## Start DATA IN THIS EXERCISE
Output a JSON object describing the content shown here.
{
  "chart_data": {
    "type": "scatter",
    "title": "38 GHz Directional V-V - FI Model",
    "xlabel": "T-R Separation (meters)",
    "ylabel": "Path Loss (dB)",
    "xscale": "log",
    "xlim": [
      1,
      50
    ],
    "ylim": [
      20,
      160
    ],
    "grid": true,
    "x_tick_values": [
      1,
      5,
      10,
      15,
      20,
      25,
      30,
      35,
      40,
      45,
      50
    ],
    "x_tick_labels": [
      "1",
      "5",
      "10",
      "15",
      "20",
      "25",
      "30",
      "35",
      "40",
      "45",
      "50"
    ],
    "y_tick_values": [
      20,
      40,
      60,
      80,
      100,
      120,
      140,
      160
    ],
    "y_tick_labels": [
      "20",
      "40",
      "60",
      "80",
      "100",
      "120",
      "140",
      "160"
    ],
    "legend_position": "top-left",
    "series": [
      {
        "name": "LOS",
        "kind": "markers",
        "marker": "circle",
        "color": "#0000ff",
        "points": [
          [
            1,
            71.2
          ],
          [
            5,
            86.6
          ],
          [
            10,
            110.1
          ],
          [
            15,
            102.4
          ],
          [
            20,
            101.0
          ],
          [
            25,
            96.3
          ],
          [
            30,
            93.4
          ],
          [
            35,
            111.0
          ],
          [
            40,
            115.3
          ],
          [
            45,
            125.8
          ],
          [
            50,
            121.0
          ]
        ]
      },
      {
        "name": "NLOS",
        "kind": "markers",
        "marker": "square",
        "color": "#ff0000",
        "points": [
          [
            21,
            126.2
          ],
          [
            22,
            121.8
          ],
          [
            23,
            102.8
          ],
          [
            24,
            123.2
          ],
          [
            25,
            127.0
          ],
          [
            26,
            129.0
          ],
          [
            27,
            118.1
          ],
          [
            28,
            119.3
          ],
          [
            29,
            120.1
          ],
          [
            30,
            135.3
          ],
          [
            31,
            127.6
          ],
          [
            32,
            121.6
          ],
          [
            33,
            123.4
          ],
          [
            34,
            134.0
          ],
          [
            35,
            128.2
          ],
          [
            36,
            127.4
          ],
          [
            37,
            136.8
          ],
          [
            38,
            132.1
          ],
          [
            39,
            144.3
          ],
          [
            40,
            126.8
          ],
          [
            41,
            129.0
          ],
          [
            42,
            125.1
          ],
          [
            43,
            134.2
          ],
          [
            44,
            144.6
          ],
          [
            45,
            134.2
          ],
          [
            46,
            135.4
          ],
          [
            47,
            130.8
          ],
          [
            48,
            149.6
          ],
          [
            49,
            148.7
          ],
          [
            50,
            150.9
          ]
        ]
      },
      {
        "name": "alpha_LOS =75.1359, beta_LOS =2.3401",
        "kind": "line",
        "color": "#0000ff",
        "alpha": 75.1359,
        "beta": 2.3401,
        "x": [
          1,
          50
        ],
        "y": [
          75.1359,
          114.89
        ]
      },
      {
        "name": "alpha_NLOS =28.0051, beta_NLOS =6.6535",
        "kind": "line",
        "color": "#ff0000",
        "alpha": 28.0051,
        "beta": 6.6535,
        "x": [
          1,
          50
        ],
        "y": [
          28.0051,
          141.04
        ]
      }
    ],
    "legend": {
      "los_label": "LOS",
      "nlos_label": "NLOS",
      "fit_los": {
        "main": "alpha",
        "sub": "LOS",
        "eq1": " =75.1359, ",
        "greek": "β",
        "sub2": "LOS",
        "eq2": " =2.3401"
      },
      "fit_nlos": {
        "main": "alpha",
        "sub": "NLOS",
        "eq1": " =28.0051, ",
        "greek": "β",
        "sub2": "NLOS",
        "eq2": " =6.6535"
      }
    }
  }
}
## End DATA IN THIS EXERCISE
● **SHORT TASK**
From the records above, please extract every line and repeat it exactly.

● **THE RESULT**
Output a JSON object describing the content shown here.
{
  "chart_data": {
    "type": "scatter",
    "title": "38 GHz Directional V-V - FI Model",
    "xlabel": "T-R Separation (meters)",
    "ylabel": "Path Loss (dB)",
    "xscale": "log",
    "xlim": [
      1,
      50
    ],
    "ylim": [
      20,
      160
    ],
    "grid": true,
    "x_tick_values": [
      1,
      5,
      10,
      15,
      20,
      25,
      30,
      35,
      40,
      45,
      50
    ],
    "x_tick_labels": [
      "1",
      "5",
      "10",
      "15",
      "20",
      "25",
      "30",
      "35",
      "40",
      "45",
      "50"
    ],
    "y_tick_values": [
      20,
      40,
      60,
      80,
      100,
      120,
      140,
      160
    ],
    "y_tick_labels": [
      "20",
      "40",
      "60",
      "80",
      "100",
      "120",
      "140",
      "160"
    ],
    "legend_position": "top-left",
    "series": [
      {
        "name": "LOS",
        "kind": "markers",
        "marker": "circle",
        "color": "#0000ff",
        "points": [
          [
            1,
            71.2
          ],
          [
            5,
            86.6
          ],
          [
            10,
            110.1
          ],
          [
            15,
            102.4
          ],
          [
            20,
            101.0
          ],
          [
            25,
            96.3
          ],
          [
            30,
            93.4
          ],
          [
            35,
            111.0
          ],
          [
            40,
            115.3
          ],
          [
            45,
            125.8
          ],
          [
            50,
            121.0
          ]
        ]
      },
      {
        "name": "NLOS",
        "kind": "markers",
        "marker": "square",
        "color": "#ff0000",
        "points": [
          [
            21,
            126.2
          ],
          [
            22,
            121.8
          ],
          [
            23,
            102.8
          ],
          [
            24,
            123.2
          ],
          [
            25,
            127.0
          ],
          [
            26,
            129.0
          ],
          [
            27,
            118.1
          ],
          [
            28,
            119.3
          ],
          [
            29,
            120.1
          ],
          [
            30,
            135.3
          ],
          [
            31,
            127.6
          ],
          [
            32,
            121.6
          ],
          [
            33,
            123.4
          ],
          [
            34,
            134.0
          ],
          [
            35,
            128.2
          ],
          [
            36,
            127.4
          ],
          [
            37,
            136.8
          ],
          [
            38,
            132.1
          ],
          [
            39,
            144.3
          ],
          [
            40,
            126.8
          ],
          [
            41,
            129.0
          ],
          [
            42,
            125.1
          ],
          [
            43,
            134.2
          ],
          [
            44,
            144.6
          ],
          [
            45,
            134.2
          ],
          [
            46,
            135.4
          ],
          [
            47,
            130.8
          ],
          [
            48,
            149.6
          ],
          [
            49,
            148.7
          ],
          [
            50,
            150.9
          ]
        ]
      },
      {
        "name": "alpha_LOS =75.1359, beta_LOS =2.3401",
        "kind": "line",
        "color": "#0000ff",
        "alpha": 75.1359,
        "beta": 2.3401,
        "x": [
          1,
          50
        ],
        "y": [
          75.1359,
          114.89
        ]
      },
      {
        "name": "alpha_NLOS =28.0051, beta_NLOS =6.6535",
        "kind": "line",
        "color": "#ff0000",
        "alpha": 28.0051,
        "beta": 6.6535,
        "x": [
          1,
          50
        ],
        "y": [
          28.0051,
          141.04
        ]
      }
    ],
    "legend": {
      "los_label": "LOS",
      "nlos_label": "NLOS",
      "fit_los": {
        "main": "alpha",
        "sub": "LOS",
        "eq1": " =75.1359, ",
        "greek": "β",
        "sub2": "LOS",
        "eq2": " =2.3401"
      },
      "fit_nlos": {
        "main": "alpha",
        "sub": "NLOS",
        "eq1": " =28.0051, ",
        "greek": "β",
        "sub2": "NLOS",
        "eq2": " =6.6535"
      }
    }
  }
}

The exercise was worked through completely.